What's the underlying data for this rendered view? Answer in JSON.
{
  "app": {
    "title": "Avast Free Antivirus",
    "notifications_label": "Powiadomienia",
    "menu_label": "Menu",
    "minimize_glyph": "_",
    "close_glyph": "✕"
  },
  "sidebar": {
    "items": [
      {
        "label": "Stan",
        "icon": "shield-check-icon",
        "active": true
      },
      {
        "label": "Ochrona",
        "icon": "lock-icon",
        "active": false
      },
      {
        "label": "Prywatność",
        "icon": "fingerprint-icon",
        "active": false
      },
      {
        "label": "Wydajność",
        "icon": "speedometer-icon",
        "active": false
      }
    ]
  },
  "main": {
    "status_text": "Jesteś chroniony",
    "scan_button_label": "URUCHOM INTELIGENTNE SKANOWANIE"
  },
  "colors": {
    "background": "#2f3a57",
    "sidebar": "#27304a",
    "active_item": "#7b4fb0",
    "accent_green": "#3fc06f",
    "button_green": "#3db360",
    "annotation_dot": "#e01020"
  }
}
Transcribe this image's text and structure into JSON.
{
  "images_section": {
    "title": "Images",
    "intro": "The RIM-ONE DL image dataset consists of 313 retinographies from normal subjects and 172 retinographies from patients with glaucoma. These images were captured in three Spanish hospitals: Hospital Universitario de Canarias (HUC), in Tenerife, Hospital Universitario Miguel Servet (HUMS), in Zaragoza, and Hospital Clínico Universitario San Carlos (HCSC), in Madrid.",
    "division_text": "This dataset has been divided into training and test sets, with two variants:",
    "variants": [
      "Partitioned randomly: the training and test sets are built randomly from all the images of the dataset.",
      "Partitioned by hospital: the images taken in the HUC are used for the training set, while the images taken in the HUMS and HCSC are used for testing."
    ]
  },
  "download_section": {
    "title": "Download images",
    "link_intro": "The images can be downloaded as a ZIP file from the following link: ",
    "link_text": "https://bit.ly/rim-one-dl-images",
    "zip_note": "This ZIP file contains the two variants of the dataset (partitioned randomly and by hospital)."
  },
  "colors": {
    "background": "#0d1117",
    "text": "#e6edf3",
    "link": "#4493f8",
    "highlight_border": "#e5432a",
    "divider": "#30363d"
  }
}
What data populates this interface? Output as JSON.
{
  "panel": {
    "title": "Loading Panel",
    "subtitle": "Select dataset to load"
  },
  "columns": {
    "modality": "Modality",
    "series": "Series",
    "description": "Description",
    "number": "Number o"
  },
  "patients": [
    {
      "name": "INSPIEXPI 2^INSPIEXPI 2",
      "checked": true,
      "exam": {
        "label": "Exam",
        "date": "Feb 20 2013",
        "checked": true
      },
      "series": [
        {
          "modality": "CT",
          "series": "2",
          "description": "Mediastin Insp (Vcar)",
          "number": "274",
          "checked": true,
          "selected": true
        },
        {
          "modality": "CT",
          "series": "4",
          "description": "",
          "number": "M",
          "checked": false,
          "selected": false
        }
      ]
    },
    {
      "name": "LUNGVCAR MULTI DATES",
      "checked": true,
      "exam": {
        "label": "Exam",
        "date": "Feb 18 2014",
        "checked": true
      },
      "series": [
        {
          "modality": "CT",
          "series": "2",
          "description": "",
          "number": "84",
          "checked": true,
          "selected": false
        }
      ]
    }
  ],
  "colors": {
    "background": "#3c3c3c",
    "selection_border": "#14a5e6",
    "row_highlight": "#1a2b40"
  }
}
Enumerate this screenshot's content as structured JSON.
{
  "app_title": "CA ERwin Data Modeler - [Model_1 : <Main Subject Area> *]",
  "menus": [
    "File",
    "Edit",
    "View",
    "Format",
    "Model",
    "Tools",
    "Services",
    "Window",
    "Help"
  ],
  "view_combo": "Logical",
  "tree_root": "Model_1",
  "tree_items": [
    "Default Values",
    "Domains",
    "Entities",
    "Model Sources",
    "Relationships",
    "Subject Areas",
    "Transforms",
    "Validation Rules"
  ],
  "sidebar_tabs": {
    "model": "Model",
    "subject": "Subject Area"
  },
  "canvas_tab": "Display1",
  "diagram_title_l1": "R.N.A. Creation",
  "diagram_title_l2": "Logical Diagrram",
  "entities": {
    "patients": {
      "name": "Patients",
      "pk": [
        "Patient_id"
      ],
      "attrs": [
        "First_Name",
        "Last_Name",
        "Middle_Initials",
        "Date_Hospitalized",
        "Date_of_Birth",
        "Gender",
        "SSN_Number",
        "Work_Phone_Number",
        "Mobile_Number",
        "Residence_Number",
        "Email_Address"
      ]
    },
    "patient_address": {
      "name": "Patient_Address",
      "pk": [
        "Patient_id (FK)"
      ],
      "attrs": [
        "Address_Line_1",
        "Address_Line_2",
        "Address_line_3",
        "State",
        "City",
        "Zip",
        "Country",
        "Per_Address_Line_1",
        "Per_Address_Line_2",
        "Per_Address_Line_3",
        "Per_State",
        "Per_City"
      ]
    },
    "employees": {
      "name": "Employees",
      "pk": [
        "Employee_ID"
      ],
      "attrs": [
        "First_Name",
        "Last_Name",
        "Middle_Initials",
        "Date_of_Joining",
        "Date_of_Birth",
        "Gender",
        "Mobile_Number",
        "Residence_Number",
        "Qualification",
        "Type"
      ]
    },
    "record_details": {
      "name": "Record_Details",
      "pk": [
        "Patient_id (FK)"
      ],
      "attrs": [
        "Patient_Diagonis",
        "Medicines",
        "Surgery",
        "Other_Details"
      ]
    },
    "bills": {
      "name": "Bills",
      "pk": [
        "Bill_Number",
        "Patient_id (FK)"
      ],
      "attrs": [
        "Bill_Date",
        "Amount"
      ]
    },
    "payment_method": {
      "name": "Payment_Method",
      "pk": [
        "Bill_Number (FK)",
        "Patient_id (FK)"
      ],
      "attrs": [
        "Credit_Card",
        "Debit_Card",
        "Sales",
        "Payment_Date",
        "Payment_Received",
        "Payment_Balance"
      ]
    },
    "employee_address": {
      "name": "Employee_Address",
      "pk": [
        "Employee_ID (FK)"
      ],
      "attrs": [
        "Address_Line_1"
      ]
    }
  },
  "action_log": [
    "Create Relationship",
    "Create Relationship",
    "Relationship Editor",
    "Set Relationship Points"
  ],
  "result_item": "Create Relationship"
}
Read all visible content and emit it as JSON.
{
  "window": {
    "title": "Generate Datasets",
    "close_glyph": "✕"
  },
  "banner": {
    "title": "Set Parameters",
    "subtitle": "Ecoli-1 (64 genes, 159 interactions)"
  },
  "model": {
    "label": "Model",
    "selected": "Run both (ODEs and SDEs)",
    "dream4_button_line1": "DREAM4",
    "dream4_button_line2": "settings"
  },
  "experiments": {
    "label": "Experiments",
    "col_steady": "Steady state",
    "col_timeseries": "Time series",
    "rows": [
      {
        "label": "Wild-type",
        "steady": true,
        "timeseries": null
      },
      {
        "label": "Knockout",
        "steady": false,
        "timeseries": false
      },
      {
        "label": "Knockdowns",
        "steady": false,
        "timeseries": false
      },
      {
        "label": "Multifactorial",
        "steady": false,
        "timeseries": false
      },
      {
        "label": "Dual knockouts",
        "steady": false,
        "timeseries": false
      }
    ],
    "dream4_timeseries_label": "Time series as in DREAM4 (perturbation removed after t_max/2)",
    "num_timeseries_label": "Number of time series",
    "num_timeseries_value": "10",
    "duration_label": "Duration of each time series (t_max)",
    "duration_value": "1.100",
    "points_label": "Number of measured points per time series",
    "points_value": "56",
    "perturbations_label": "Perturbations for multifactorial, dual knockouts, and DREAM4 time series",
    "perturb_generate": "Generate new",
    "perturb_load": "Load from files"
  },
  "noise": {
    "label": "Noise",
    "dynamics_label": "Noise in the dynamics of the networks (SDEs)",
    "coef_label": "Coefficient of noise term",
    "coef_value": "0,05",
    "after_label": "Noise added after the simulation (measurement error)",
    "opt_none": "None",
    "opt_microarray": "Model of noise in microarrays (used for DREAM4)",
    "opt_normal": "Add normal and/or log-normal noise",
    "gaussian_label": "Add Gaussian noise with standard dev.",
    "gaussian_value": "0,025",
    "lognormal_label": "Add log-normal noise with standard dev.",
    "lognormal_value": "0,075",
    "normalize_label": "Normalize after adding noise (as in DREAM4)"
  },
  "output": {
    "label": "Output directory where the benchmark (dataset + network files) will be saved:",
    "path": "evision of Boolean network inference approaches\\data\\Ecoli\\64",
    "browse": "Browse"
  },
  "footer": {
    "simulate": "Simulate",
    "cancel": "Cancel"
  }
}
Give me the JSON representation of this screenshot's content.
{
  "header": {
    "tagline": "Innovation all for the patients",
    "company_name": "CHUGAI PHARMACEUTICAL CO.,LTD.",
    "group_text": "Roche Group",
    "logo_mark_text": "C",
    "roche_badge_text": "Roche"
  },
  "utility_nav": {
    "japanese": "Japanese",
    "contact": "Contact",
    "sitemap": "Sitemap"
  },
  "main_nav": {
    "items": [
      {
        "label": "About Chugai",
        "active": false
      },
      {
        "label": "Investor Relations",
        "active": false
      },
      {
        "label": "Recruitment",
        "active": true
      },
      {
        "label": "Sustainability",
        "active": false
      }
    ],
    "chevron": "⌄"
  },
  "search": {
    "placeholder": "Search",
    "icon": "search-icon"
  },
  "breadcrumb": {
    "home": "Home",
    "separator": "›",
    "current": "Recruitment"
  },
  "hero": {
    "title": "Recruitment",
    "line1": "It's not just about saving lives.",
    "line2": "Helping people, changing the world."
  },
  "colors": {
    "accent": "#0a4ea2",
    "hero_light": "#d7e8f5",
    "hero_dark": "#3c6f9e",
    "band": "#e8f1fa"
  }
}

********************

* **Your objective**: Find the word "JSON" in the material, then list each line that holds it.

* **Exercise solution**:
What's the underlying data for this rendered view? Answer in JSON.
Transcribe this image's text and structure into JSON.
What data populates this interface? Output as JSON.
Enumerate this screenshot's content as structured JSON.
Read all visible content and emit it as JSON.
Give me the JSON representation of this screenshot's content.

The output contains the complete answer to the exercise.